Document
* * *

When you fit the carpet and find you don’t have enough, there’s very little you can do. That’s why our method relies on the idea of measuring twice and cutting once.
1. Preparing the Stairs
You need accurate measurements of the floor area you’re covering with your new carpet. To get that, you must measure the bare stairs themselves.
So before you get to measuring, remove any existing carpet and strip things back.
2. Measuring a Tread
The first step to determining exactly how much carpet you need for your stairs involves measuring each tread. The tread is the flat horizontal part of each step you stand on when using the stairs. Using a tape measure, take an accurate measurement of the width and depth of the tread.
If the tread on your stairs overhangs the riser (the vertical part), you need to account for this. Measure around the overhanging edge of the tread and add it to the depth measurement.
Write down the exact measurements. Next, round up each figure to the nearest centimetre and write down these measurements.
Note: For each measuring step in this process, note the exact and rounded-up measurements. So two sets of measurements for each measurement. The exact measurements are used for the fitting stage, and the rounded-up measurements are used when buying the carpet. Make sense? Good, let’s continue…
Pro Tip: You don’t need to measure the tread’s full width if you use a runner rather than a full stair carpet. In that case, only measure the width of the tread the runner will cover.

* * *

Written instruction a
Could you put the listing, from its first line through the line that contains "wave-height-label: 6.27 <box>430", into a numbered list, leaving out any blank lines?

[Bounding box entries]
* * *

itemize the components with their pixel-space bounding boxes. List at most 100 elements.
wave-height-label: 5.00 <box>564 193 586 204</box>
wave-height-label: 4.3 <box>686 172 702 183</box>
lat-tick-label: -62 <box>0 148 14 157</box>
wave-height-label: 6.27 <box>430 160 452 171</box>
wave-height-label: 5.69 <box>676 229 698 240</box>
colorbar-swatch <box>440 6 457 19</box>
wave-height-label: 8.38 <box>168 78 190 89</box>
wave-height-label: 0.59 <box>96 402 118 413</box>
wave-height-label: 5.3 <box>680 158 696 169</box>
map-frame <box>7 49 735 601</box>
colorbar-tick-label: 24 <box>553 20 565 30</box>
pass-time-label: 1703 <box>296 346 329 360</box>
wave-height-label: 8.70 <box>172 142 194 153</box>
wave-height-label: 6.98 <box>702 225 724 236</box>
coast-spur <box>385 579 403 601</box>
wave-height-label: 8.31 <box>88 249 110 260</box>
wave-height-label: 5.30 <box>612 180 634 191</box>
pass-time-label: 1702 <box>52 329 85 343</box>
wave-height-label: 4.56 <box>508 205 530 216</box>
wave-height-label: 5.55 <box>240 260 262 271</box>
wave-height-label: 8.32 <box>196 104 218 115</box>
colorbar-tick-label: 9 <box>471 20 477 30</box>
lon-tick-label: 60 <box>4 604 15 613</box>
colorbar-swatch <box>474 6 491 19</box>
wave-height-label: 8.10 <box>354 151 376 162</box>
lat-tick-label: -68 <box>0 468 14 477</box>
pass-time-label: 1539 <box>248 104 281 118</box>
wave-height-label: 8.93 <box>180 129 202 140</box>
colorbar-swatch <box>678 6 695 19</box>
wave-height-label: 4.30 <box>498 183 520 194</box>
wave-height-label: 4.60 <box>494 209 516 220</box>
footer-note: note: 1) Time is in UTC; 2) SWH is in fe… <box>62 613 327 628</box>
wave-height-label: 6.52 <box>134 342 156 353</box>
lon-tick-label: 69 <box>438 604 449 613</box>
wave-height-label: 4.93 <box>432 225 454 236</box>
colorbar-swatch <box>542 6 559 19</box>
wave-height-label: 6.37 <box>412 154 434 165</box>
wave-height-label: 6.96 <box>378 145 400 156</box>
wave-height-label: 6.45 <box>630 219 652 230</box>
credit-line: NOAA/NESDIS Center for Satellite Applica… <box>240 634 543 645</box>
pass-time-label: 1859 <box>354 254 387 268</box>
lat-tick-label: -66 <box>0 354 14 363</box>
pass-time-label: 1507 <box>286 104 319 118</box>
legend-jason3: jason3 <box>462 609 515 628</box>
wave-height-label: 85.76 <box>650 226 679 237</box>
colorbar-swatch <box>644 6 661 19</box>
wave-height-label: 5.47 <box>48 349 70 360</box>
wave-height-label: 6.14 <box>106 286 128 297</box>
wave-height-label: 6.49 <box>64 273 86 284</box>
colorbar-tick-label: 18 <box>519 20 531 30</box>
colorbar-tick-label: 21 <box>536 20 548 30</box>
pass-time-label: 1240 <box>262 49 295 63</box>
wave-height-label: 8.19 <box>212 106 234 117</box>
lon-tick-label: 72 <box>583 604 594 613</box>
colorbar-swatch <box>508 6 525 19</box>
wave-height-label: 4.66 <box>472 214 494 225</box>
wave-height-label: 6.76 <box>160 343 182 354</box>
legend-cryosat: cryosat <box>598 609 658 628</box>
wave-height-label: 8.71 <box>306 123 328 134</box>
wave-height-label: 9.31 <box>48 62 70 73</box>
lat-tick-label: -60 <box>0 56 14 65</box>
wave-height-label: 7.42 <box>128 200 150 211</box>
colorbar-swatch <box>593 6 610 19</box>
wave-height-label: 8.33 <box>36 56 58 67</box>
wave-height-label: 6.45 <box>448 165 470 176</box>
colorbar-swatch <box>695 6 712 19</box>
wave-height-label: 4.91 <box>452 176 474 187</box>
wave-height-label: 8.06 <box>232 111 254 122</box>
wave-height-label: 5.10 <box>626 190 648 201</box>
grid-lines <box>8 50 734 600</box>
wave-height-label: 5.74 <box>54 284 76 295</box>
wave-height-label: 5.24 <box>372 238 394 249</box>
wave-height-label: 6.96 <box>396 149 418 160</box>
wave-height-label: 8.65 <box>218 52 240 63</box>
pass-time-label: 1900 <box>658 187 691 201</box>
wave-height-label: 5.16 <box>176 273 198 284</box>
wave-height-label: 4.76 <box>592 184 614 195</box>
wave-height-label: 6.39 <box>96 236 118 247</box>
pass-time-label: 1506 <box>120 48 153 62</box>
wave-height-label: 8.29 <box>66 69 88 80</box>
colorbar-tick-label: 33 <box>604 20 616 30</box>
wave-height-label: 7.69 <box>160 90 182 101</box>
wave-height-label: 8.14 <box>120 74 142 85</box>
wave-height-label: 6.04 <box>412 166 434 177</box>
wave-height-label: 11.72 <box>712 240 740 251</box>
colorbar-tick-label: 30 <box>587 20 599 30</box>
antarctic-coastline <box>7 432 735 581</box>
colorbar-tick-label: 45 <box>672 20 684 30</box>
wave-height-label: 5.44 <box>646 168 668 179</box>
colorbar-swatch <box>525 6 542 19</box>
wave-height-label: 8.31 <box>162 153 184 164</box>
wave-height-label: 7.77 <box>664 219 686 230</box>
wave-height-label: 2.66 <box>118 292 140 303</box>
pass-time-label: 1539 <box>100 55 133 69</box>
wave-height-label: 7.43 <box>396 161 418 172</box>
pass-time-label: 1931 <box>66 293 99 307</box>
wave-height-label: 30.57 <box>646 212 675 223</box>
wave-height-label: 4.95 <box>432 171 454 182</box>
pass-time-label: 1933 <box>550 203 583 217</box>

* * *

Written instruction b
Can you write what comes next in the guide on measuring stairs for carpet, picking up after its last paragraph?

Reply a
1. itemize the components with their pixel-space bounding boxes. List at most 100 elements.
2. wave-height-label: 5.00 <box>564 193 586 204</box>
3. wave-height-label: 4.3 <box>686 172 702 183</box>
4. lat-tick-label: -62 <box>0 148 14 157</box>
5. wave-height-label: 6.27 <box>430 160 452 171</box>

Reply b
A stair runner is an attractive interior design choice, as Carpetright explains. If you use one, some of the wood will remain visible. Homebuilding’s handy guide to reviving wood floors will help ensure it’s looking its best.
3. Measuring a Riser
Your next step is to measure a riser on your staircase. The riser is the vertical part of each step. You need to measure the height and width of the riser.
The width ought to be the same as that of the tread, but it never hurts to double-check. Note down your exact measurements and then round each one up. Make a note of the rounded figures too.
4. Measuring Landings
If your staircase has a small landing part-way up, your carpet will need to cover this too. Take accurate measurements of the width and depth of the landing. Note these figures and include the same rounded-up measurements as before. Multiply the width of the landing by the depth to find its total area. Do this with both the exact and rounded figures.
Pro Tip: Don’t forget that a landing will have a riser beneath it, just like any other step on your stairs. Make sure to include the height of that riser in your measurement of the landing’s depth.
5. Calculating Area
You now have all the measurements you need to calculate the total area your stair carpet needs to cover. First, you need to add your measurement for the depth of a tread to that of the height of a riser. Then, multiply that figure by the width of the tread and riser (which should be the same). You’ve now got the total area of one step. Multiply this by the number of steps on your stairs. Add that figure to the total area of any landing and write down the resulting figure. Repeat this process with your rounded-up measurements.
6. Repeat Steps 2 to 5
You’ll now want to work through steps two to five for a second time. Once you have, check your recorded measurements (exact and rounded) against your first set. You want each and every measurement to match. This is the only foolproof way to discover if you made a mistake anywhere along the way.
If all your figures match, you’re ready to move on. If they don’t, you’ll have to measure everything again until they match.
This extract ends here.